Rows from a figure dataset
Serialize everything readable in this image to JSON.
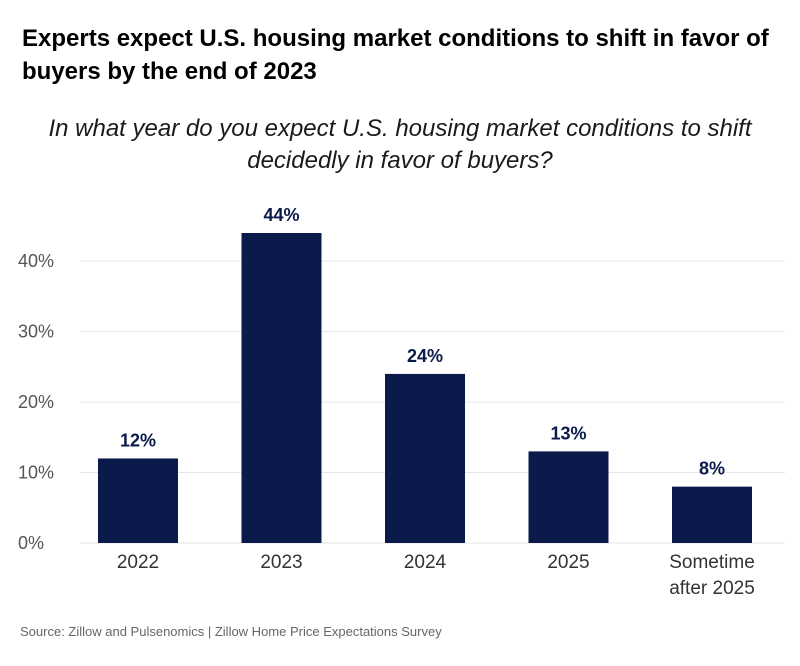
{
  "title": "Experts expect U.S. housing market conditions to shift in favor of buyers by the end of 2023",
  "subtitle": "In what year do you expect U.S. housing market conditions to shift decidedly in favor of buyers?",
  "source": "Source: Zillow and Pulsenomics | Zillow Home Price Expectations Survey",
  "colors": {
    "bar": "#0b1a4a",
    "grid": "#e6e6e6"
  },
  "chart_data": {
    "type": "bar",
    "title": "Experts expect U.S. housing market conditions to shift in favor of buyers by the end of 2023",
    "subtitle": "In what year do you expect U.S. housing market conditions to shift decidedly in favor of buyers?",
    "categories": [
      "2022",
      "2023",
      "2024",
      "2025",
      "Sometime after 2025"
    ],
    "category_lines": [
      [
        "2022"
      ],
      [
        "2023"
      ],
      [
        "2024"
      ],
      [
        "2025"
      ],
      [
        "Sometime",
        "after 2025"
      ]
    ],
    "values": [
      12,
      44,
      24,
      13,
      8
    ],
    "value_labels": [
      "12%",
      "44%",
      "24%",
      "13%",
      "8%"
    ],
    "yticks": [
      0,
      10,
      20,
      30,
      40
    ],
    "ytick_labels": [
      "0%",
      "10%",
      "20%",
      "30%",
      "40%"
    ],
    "ylim": [
      0,
      44
    ],
    "grid": true,
    "legend": "none"
  }
}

**Exercise directions:**
Reproduce all of the material above word for word. Omit the pictures.

**Output for this exercise:**
Serialize everything readable in this image to JSON.
{
  "title": "Experts expect U.S. housing market conditions to shift in favor of buyers by the end of 2023",
  "subtitle": "In what year do you expect U.S. housing market conditions to shift decidedly in favor of buyers?",
  "source": "Source: Zillow and Pulsenomics | Zillow Home Price Expectations Survey",
  "colors": {
    "bar": "#0b1a4a",
    "grid": "#e6e6e6"
  },
  "chart_data": {
    "type": "bar",
    "title": "Experts expect U.S. housing market conditions to shift in favor of buyers by the end of 2023",
    "subtitle": "In what year do you expect U.S. housing market conditions to shift decidedly in favor of buyers?",
    "categories": [
      "2022",
      "2023",
      "2024",
      "2025",
      "Sometime after 2025"
    ],
    "category_lines": [
      [
        "2022"
      ],
      [
        "2023"
      ],
      [
        "2024"
      ],
      [
        "2025"
      ],
      [
        "Sometime",
        "after 2025"
      ]
    ],
    "values": [
      12,
      44,
      24,
      13,
      8
    ],
    "value_labels": [
      "12%",
      "44%",
      "24%",
      "13%",
      "8%"
    ],
    "yticks": [
      0,
      10,
      20,
      30,
      40
    ],
    "ytick_labels": [
      "0%",
      "10%",
      "20%",
      "30%",
      "40%"
    ],
    "ylim": [
      0,
      44
    ],
    "grid": true,
    "legend": "none"
  }
}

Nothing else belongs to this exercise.